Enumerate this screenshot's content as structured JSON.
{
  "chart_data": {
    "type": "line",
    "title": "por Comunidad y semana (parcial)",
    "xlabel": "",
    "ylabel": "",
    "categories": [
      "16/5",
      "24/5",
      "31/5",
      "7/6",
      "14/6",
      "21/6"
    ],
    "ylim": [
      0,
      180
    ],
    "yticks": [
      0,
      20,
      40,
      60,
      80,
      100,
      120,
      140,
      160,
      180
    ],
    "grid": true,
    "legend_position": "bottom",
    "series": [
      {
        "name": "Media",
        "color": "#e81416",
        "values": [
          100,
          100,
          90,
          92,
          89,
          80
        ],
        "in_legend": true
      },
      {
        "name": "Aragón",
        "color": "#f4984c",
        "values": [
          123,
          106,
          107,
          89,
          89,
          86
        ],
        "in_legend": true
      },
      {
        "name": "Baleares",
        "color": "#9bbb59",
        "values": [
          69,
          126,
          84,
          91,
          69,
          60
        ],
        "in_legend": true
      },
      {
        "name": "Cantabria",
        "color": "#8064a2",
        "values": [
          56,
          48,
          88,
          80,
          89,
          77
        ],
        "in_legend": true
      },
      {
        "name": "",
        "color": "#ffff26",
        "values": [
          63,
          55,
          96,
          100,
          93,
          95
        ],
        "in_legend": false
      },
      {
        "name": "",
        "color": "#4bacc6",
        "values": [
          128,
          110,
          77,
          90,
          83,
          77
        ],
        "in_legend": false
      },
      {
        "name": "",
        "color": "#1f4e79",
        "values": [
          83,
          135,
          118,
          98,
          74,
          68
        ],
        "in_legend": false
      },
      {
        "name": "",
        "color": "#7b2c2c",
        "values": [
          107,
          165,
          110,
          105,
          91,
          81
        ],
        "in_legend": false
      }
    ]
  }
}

→ AIM OF THE EXERCISE
Exactly reproduce every record.

→ EXERCISE RESULT
Enumerate this screenshot's content as structured JSON.
{
  "chart_data": {
    "type": "line",
    "title": "por Comunidad y semana (parcial)",
    "xlabel": "",
    "ylabel": "",
    "categories": [
      "16/5",
      "24/5",
      "31/5",
      "7/6",
      "14/6",
      "21/6"
    ],
    "ylim": [
      0,
      180
    ],
    "yticks": [
      0,
      20,
      40,
      60,
      80,
      100,
      120,
      140,
      160,
      180
    ],
    "grid": true,
    "legend_position": "bottom",
    "series": [
      {
        "name": "Media",
        "color": "#e81416",
        "values": [
          100,
          100,
          90,
          92,
          89,
          80
        ],
        "in_legend": true
      },
      {
        "name": "Aragón",
        "color": "#f4984c",
        "values": [
          123,
          106,
          107,
          89,
          89,
          86
        ],
        "in_legend": true
      },
      {
        "name": "Baleares",
        "color": "#9bbb59",
        "values": [
          69,
          126,
          84,
          91,
          69,
          60
        ],
        "in_legend": true
      },
      {
        "name": "Cantabria",
        "color": "#8064a2",
        "values": [
          56,
          48,
          88,
          80,
          89,
          77
        ],
        "in_legend": true
      },
      {
        "name": "",
        "color": "#ffff26",
        "values": [
          63,
          55,
          96,
          100,
          93,
          95
        ],
        "in_legend": false
      },
      {
        "name": "",
        "color": "#4bacc6",
        "values": [
          128,
          110,
          77,
          90,
          83,
          77
        ],
        "in_legend": false
      },
      {
        "name": "",
        "color": "#1f4e79",
        "values": [
          83,
          135,
          118,
          98,
          74,
          68
        ],
        "in_legend": false
      },
      {
        "name": "",
        "color": "#7b2c2c",
        "values": [
          107,
          165,
          110,
          105,
          91,
          81
        ],
        "in_legend": false
      }
    ]
  }
}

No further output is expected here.